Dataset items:

══════════════════════════════

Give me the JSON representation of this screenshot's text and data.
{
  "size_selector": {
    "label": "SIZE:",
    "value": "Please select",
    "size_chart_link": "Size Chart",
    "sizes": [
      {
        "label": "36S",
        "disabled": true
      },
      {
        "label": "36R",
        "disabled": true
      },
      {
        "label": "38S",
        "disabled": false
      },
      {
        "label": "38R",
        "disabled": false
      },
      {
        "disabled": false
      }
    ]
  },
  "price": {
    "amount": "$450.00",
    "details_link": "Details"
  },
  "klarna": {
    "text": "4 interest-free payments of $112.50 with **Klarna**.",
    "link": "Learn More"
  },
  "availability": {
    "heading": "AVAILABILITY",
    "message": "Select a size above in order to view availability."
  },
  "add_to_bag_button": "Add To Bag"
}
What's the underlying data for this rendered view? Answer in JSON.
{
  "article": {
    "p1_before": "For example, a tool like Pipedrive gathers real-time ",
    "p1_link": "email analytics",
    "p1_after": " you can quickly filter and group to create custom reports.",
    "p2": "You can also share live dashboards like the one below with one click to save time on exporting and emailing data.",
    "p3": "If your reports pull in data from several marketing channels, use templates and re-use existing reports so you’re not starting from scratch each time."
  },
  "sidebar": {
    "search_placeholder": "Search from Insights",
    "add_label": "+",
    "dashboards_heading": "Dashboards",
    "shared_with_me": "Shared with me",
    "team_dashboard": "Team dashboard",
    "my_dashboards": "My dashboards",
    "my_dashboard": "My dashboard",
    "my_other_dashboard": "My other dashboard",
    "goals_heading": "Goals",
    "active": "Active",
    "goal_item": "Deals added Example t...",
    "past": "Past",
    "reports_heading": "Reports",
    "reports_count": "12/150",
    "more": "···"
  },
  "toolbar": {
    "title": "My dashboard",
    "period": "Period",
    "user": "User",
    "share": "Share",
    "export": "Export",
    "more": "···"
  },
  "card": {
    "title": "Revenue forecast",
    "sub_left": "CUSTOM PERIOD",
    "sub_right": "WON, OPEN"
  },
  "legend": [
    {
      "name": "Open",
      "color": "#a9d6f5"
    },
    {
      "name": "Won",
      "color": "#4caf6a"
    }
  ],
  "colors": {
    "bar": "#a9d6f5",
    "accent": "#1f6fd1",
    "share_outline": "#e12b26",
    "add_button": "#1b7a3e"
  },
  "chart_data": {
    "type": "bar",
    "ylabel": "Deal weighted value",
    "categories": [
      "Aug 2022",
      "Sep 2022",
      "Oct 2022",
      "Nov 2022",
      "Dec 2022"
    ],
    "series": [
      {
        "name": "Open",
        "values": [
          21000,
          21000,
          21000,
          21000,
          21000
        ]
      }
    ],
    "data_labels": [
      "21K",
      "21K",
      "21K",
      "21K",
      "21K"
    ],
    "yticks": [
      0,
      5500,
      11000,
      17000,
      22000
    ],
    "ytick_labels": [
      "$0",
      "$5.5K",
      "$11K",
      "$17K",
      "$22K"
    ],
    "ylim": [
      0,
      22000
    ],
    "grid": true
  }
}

══════════════════════════════

* Problem details *
Gather up, from the records above, each line where the word "time" appears.

* Result for this exercise *
    "p1_before": "For example, a tool like Pipedrive gathers real-time ",
    "p2": "You can also share live dashboards like the one below with one click to save time on exporting and emailing data.",
    "p3": "If your reports pull in data from several marketing channels, use templates and re-use existing reports so you’re not starting from scratch each time."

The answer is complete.